* _Task objective_
Pick out all lines in the listing holding the string "Turf" and copy them.

* _Dataset entries_
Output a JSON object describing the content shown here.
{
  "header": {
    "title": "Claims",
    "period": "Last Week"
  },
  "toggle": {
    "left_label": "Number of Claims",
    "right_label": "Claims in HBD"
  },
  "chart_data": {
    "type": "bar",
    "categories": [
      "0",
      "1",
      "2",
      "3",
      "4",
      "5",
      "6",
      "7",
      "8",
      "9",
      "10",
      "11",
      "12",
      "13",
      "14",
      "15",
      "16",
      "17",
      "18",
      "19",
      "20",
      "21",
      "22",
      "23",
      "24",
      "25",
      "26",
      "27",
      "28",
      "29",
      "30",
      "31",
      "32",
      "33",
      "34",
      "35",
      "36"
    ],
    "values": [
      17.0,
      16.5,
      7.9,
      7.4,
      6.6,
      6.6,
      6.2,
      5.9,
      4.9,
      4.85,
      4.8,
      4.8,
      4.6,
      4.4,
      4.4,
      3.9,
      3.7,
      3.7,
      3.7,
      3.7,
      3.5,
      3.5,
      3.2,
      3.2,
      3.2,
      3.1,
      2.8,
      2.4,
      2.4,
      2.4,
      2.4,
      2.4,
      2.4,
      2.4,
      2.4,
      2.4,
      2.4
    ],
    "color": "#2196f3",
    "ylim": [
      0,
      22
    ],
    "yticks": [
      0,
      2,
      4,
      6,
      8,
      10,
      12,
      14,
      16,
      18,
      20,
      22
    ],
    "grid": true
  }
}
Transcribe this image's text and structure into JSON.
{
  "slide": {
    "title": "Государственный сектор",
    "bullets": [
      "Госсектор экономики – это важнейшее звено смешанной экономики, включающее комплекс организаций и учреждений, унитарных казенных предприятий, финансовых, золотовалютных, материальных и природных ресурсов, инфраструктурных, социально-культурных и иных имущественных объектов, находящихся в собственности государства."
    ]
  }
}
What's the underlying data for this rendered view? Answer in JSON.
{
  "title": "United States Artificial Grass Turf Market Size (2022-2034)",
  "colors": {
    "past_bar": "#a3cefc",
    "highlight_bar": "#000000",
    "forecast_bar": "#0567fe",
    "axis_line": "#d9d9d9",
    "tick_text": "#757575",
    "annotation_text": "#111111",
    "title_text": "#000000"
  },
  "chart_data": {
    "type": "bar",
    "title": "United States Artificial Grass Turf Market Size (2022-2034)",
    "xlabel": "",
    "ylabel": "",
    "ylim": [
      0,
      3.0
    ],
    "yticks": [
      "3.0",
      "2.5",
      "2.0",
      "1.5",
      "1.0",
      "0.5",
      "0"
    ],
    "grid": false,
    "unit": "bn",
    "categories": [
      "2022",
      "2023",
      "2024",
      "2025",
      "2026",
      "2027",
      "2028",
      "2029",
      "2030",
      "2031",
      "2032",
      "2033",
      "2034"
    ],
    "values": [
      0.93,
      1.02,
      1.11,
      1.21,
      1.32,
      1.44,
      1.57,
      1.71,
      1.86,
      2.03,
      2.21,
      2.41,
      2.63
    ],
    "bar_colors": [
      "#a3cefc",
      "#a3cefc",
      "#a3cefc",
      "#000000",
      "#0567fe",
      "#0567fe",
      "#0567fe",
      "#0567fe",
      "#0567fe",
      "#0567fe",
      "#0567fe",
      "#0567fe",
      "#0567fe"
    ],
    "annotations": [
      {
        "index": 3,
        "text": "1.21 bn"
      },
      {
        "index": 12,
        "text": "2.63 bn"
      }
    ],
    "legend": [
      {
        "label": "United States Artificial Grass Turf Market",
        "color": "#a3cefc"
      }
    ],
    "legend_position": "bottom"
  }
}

* _The output_
  "title": "United States Artificial Grass Turf Market Size (2022-2034)",
    "title": "United States Artificial Grass Turf Market Size (2022-2034)",
        "label": "United States Artificial Grass Turf Market",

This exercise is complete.